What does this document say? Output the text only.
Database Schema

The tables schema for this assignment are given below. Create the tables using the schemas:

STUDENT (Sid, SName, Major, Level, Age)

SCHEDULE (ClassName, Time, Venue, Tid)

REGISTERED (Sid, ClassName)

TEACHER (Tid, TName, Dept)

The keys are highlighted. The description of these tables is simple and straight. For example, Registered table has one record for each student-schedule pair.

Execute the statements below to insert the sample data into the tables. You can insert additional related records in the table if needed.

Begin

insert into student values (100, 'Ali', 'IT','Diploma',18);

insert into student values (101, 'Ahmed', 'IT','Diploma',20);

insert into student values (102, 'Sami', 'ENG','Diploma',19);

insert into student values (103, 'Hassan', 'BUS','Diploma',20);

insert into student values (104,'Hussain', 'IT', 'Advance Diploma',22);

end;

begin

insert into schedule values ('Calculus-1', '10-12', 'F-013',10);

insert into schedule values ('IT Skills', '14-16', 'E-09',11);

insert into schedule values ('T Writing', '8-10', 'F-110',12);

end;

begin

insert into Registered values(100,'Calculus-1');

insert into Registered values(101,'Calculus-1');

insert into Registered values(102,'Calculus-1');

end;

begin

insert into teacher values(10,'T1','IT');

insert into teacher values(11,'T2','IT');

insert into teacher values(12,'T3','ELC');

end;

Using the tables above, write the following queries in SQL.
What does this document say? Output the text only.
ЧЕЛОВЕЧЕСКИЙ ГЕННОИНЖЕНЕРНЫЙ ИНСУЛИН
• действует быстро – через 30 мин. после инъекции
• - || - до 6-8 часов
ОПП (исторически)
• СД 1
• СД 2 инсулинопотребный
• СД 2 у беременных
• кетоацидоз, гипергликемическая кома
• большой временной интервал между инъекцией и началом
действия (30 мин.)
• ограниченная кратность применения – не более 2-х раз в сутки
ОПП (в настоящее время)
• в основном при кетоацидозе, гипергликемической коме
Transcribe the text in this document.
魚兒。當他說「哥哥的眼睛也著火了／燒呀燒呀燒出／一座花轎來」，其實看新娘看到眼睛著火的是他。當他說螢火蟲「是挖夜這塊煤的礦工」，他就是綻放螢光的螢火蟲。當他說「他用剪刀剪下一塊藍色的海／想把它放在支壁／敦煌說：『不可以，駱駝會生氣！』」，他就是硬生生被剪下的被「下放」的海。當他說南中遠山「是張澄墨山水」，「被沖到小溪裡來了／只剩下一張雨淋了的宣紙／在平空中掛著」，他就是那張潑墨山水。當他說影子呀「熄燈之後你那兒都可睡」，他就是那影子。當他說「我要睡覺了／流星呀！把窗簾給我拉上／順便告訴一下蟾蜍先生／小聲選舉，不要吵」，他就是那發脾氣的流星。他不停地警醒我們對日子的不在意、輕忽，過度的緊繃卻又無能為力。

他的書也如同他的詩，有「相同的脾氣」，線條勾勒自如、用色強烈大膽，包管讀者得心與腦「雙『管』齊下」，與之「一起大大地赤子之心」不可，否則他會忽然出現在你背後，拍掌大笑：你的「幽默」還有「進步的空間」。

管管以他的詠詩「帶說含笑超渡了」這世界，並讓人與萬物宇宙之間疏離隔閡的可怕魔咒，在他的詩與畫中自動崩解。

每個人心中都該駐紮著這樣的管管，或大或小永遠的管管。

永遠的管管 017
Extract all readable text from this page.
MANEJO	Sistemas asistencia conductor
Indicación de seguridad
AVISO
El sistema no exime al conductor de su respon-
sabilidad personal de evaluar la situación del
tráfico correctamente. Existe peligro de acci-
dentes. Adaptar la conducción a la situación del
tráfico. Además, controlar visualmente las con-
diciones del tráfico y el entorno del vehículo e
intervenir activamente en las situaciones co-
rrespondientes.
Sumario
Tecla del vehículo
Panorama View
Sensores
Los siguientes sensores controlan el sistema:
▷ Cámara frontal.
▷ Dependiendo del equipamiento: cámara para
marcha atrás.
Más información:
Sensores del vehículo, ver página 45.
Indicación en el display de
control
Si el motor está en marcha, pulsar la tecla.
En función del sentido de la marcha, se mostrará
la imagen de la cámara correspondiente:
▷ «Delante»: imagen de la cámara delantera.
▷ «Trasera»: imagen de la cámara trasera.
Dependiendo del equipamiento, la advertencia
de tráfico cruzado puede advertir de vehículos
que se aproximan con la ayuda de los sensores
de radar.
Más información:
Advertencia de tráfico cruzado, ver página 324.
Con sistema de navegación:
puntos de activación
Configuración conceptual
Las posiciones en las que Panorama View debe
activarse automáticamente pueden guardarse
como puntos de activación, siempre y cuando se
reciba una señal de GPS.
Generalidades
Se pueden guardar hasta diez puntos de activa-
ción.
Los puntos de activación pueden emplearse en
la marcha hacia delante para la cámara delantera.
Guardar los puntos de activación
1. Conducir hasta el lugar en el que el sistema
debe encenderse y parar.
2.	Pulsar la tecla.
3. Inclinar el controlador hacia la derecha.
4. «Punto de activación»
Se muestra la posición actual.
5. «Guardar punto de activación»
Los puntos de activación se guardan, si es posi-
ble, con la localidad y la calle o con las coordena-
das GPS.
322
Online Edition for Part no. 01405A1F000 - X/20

---

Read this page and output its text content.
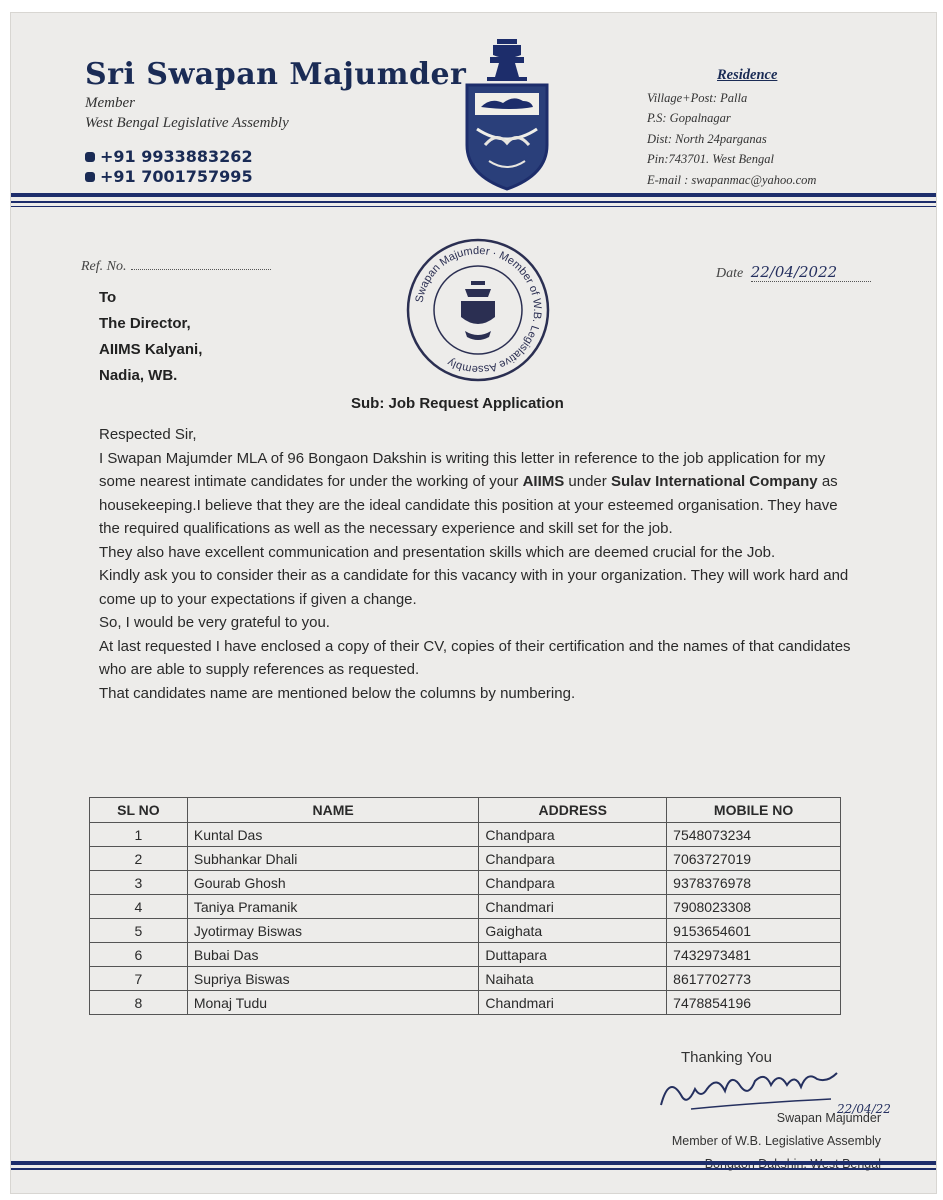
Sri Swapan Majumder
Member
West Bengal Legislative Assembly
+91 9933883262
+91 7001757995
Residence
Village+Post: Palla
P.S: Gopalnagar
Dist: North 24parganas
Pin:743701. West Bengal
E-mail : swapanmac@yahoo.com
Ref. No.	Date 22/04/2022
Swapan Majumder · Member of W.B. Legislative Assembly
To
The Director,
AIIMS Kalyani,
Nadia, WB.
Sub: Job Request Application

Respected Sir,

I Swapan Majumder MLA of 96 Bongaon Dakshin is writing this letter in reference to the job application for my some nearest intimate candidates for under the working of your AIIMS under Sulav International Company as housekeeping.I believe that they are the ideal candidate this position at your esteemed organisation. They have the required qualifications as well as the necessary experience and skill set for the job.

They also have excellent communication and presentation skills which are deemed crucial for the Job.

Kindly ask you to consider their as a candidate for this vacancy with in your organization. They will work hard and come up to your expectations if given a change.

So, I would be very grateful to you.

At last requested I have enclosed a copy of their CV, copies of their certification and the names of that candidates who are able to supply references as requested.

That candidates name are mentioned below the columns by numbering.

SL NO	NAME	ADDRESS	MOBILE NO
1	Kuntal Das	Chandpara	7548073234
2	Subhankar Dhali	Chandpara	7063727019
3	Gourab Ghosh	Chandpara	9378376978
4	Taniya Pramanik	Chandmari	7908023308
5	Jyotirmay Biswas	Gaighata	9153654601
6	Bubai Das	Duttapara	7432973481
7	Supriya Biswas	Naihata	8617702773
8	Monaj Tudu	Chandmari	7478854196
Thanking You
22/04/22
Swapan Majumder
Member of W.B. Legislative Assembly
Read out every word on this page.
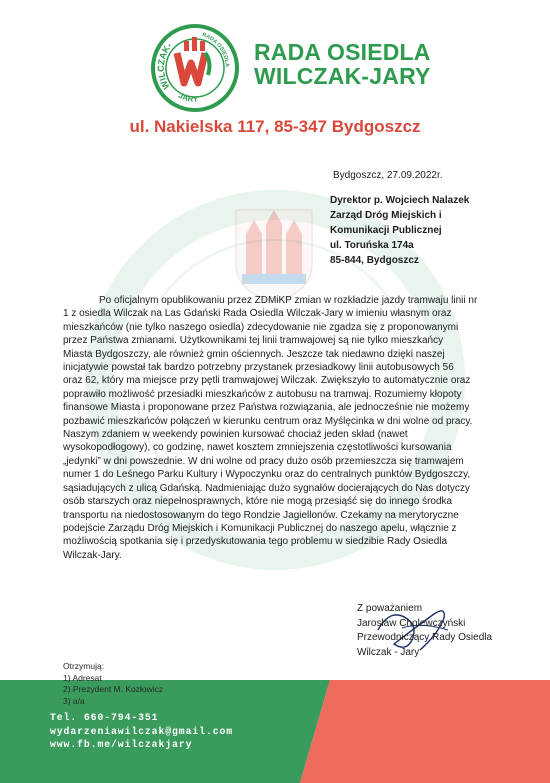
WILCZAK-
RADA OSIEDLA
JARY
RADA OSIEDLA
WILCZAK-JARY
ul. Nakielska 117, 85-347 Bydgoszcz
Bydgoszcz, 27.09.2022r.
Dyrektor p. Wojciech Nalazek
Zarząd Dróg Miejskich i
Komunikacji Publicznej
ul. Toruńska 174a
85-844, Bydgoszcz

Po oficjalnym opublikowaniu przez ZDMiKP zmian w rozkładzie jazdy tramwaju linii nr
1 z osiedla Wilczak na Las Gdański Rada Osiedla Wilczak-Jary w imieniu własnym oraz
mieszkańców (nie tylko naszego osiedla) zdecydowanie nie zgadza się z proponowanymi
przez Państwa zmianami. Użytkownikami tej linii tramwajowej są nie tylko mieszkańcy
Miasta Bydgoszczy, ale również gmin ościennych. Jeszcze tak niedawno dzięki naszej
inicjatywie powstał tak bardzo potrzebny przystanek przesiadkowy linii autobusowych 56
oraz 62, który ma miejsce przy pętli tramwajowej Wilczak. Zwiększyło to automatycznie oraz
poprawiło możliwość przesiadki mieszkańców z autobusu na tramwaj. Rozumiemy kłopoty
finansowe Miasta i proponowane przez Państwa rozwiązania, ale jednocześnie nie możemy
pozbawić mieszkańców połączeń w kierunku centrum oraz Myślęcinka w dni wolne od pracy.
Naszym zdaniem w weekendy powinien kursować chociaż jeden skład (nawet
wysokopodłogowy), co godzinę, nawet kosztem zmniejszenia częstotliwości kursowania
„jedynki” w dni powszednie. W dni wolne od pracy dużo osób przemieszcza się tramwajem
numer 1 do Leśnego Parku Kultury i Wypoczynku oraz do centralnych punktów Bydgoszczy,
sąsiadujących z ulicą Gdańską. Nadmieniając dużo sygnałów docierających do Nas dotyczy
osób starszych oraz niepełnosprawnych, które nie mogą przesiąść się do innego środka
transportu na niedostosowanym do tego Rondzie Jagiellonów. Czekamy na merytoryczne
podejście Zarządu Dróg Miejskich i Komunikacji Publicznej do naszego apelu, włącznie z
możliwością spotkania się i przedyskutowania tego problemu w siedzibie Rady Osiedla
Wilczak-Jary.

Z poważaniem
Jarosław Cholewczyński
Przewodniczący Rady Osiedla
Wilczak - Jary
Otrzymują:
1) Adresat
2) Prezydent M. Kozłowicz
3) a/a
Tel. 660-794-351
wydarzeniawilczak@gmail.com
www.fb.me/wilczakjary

---

Within the listing, how many lines hold the word "tylko"? Only the number is to be given.

2